[START OF DATASET]

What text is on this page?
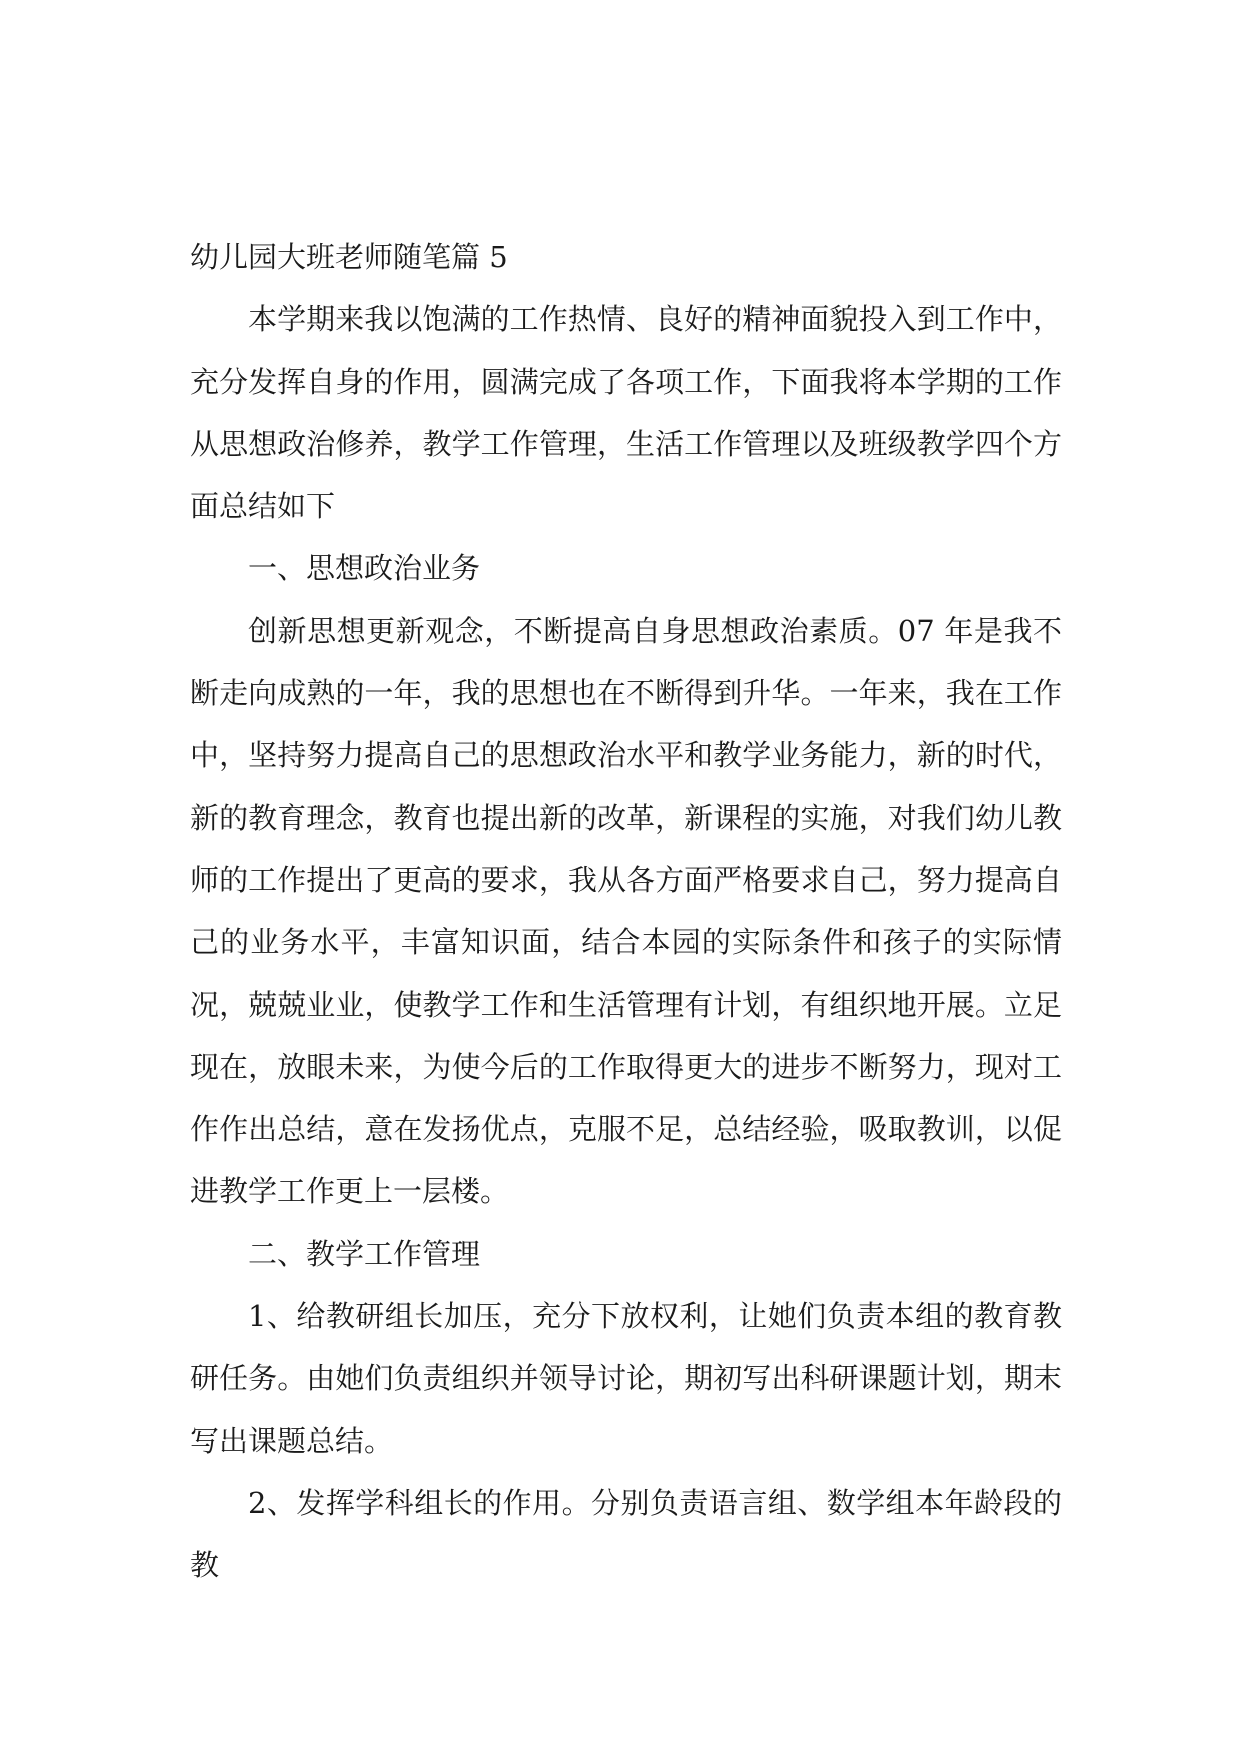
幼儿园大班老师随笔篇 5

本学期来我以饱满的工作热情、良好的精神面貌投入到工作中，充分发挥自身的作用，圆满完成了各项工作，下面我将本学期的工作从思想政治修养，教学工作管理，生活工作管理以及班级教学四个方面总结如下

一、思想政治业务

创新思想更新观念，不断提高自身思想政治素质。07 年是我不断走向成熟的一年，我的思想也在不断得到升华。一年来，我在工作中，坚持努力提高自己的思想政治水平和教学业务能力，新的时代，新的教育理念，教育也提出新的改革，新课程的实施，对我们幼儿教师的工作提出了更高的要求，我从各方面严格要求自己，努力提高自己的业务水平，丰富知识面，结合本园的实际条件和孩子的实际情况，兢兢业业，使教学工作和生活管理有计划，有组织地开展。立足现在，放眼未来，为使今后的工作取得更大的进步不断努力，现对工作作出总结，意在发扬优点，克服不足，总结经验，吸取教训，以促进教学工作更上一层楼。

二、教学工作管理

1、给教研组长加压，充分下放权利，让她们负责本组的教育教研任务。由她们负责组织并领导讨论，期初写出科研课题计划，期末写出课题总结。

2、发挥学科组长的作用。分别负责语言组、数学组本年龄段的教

[END OF DATASET]

Tally up how many lines in the preceding listing contain the word "教学工作管理". Give nothing but the number.

→ **COMPLETE RESPONSE**
2